* [What this task involves] Give every entry again, word for word and in full.

--*--

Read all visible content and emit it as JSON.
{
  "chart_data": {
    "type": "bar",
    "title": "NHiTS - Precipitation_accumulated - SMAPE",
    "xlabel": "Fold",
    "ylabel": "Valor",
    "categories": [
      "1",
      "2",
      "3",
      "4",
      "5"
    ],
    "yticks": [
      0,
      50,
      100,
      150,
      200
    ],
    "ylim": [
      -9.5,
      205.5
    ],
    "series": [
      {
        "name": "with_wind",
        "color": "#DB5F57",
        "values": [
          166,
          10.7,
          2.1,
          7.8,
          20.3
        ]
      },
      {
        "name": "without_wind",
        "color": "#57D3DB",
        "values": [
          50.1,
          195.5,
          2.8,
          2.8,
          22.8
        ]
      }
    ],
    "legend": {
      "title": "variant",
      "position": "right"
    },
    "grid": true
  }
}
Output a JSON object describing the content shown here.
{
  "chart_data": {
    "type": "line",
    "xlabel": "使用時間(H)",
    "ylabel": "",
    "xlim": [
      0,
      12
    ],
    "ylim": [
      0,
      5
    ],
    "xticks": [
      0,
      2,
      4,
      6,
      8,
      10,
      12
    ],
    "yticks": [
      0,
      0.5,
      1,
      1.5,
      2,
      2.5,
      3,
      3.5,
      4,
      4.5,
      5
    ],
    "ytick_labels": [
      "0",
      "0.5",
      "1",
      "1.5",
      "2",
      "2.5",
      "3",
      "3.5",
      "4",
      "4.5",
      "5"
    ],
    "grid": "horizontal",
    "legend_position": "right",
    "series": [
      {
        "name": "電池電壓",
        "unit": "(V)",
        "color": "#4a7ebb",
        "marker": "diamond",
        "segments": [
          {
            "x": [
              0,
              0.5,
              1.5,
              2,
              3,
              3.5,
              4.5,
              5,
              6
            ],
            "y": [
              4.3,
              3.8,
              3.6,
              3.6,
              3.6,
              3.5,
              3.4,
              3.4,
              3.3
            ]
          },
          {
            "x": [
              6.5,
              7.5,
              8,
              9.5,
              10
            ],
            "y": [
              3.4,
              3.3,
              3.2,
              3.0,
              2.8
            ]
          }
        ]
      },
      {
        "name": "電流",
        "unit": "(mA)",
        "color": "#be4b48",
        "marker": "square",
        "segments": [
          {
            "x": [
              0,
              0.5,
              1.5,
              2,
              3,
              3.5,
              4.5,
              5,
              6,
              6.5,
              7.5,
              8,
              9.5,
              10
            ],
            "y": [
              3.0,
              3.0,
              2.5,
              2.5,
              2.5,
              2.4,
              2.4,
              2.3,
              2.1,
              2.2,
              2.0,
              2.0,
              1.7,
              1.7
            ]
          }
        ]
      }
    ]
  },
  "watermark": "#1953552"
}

--*--

* [Response]
Read all visible content and emit it as JSON.
{
  "chart_data": {
    "type": "bar",
    "title": "NHiTS - Precipitation_accumulated - SMAPE",
    "xlabel": "Fold",
    "ylabel": "Valor",
    "categories": [
      "1",
      "2",
      "3",
      "4",
      "5"
    ],
    "yticks": [
      0,
      50,
      100,
      150,
      200
    ],
    "ylim": [
      -9.5,
      205.5
    ],
    "series": [
      {
        "name": "with_wind",
        "color": "#DB5F57",
        "values": [
          166,
          10.7,
          2.1,
          7.8,
          20.3
        ]
      },
      {
        "name": "without_wind",
        "color": "#57D3DB",
        "values": [
          50.1,
          195.5,
          2.8,
          2.8,
          22.8
        ]
      }
    ],
    "legend": {
      "title": "variant",
      "position": "right"
    },
    "grid": true
  }
}
Output a JSON object describing the content shown here.
{
  "chart_data": {
    "type": "line",
    "xlabel": "使用時間(H)",
    "ylabel": "",
    "xlim": [
      0,
      12
    ],
    "ylim": [
      0,
      5
    ],
    "xticks": [
      0,
      2,
      4,
      6,
      8,
      10,
      12
    ],
    "yticks": [
      0,
      0.5,
      1,
      1.5,
      2,
      2.5,
      3,
      3.5,
      4,
      4.5,
      5
    ],
    "ytick_labels": [
      "0",
      "0.5",
      "1",
      "1.5",
      "2",
      "2.5",
      "3",
      "3.5",
      "4",
      "4.5",
      "5"
    ],
    "grid": "horizontal",
    "legend_position": "right",
    "series": [
      {
        "name": "電池電壓",
        "unit": "(V)",
        "color": "#4a7ebb",
        "marker": "diamond",
        "segments": [
          {
            "x": [
              0,
              0.5,
              1.5,
              2,
              3,
              3.5,
              4.5,
              5,
              6
            ],
            "y": [
              4.3,
              3.8,
              3.6,
              3.6,
              3.6,
              3.5,
              3.4,
              3.4,
              3.3
            ]
          },
          {
            "x": [
              6.5,
              7.5,
              8,
              9.5,
              10
            ],
            "y": [
              3.4,
              3.3,
              3.2,
              3.0,
              2.8
            ]
          }
        ]
      },
      {
        "name": "電流",
        "unit": "(mA)",
        "color": "#be4b48",
        "marker": "square",
        "segments": [
          {
            "x": [
              0,
              0.5,
              1.5,
              2,
              3,
              3.5,
              4.5,
              5,
              6,
              6.5,
              7.5,
              8,
              9.5,
              10
            ],
            "y": [
              3.0,
              3.0,
              2.5,
              2.5,
              2.5,
              2.4,
              2.4,
              2.3,
              2.1,
              2.2,
              2.0,
              2.0,
              1.7,
              1.7
            ]
          }
        ]
      }
    ]
  },
  "watermark": "#1953552"
}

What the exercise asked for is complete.